*WORK INSTRUCTIONS*. What follows is a set of entries. Give them again exactly, without the pictures.

*EXTRACTED RECORDS*.
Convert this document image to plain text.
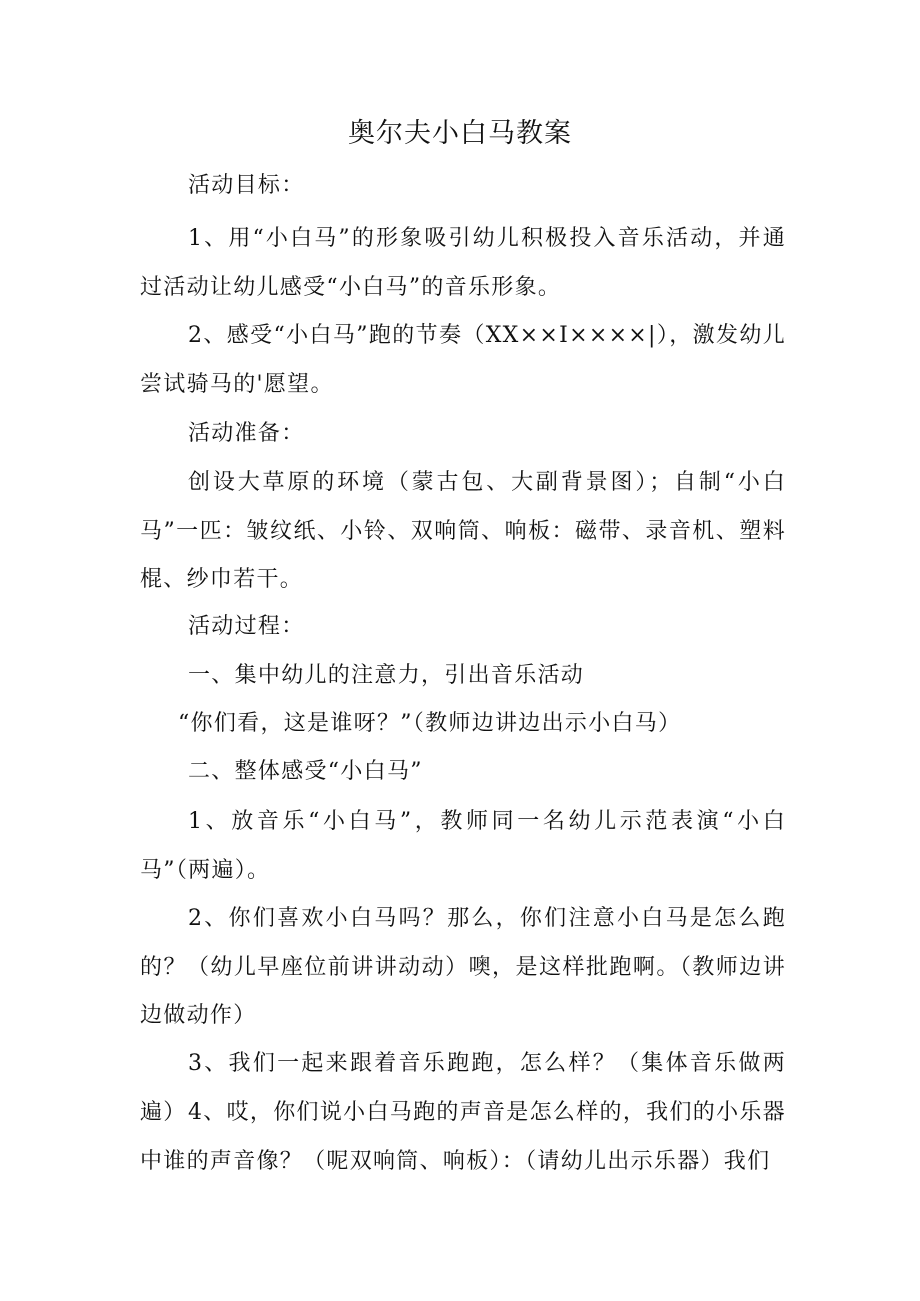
奥尔夫小白马教案
活动目标：
1、用“小白马”的形象吸引幼儿积极投入音乐活动，并通过活动让幼儿感受“小白马”的音乐形象。
2、感受“小白马”跑的节奏（XX××I××××|），激发幼儿尝试骑马的'愿望。
活动准备：
创设大草原的环境（蒙古包、大副背景图）；自制“小白马”一匹：皱纹纸、小铃、双响筒、响板：磁带、录音机、塑料棍、纱巾若干。
活动过程：
一、集中幼儿的注意力，引出音乐活动
“你们看，这是谁呀？”（教师边讲边出示小白马）
二、整体感受“小白马”
1、放音乐“小白马”，教师同一名幼儿示范表演“小白马”（两遍）。
2、你们喜欢小白马吗？那么，你们注意小白马是怎么跑的？（幼儿早座位前讲讲动动）噢，是这样批跑啊。（教师边讲边做动作）
3、我们一起来跟着音乐跑跑，怎么样？（集体音乐做两遍） 4、哎，你们说小白马跑的声音是怎么样的，我们的小乐器中谁的声音像？（呢双响筒、响板）：（请幼儿出示乐器）我们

*OUTPUT FOR THIS EXERCISE*.
Convert this document image to plain text.
奥尔夫小白马教案
活动目标：
1、用“小白马”的形象吸引幼儿积极投入音乐活动，并通过活动让幼儿感受“小白马”的音乐形象。
2、感受“小白马”跑的节奏（XX××I××××|），激发幼儿尝试骑马的'愿望。
活动准备：
创设大草原的环境（蒙古包、大副背景图）；自制“小白马”一匹：皱纹纸、小铃、双响筒、响板：磁带、录音机、塑料棍、纱巾若干。
活动过程：
一、集中幼儿的注意力，引出音乐活动
“你们看，这是谁呀？”（教师边讲边出示小白马）
二、整体感受“小白马”
1、放音乐“小白马”，教师同一名幼儿示范表演“小白马”（两遍）。
2、你们喜欢小白马吗？那么，你们注意小白马是怎么跑的？（幼儿早座位前讲讲动动）噢，是这样批跑啊。（教师边讲边做动作）
3、我们一起来跟着音乐跑跑，怎么样？（集体音乐做两遍） 4、哎，你们说小白马跑的声音是怎么样的，我们的小乐器中谁的声音像？（呢双响筒、响板）：（请幼儿出示乐器）我们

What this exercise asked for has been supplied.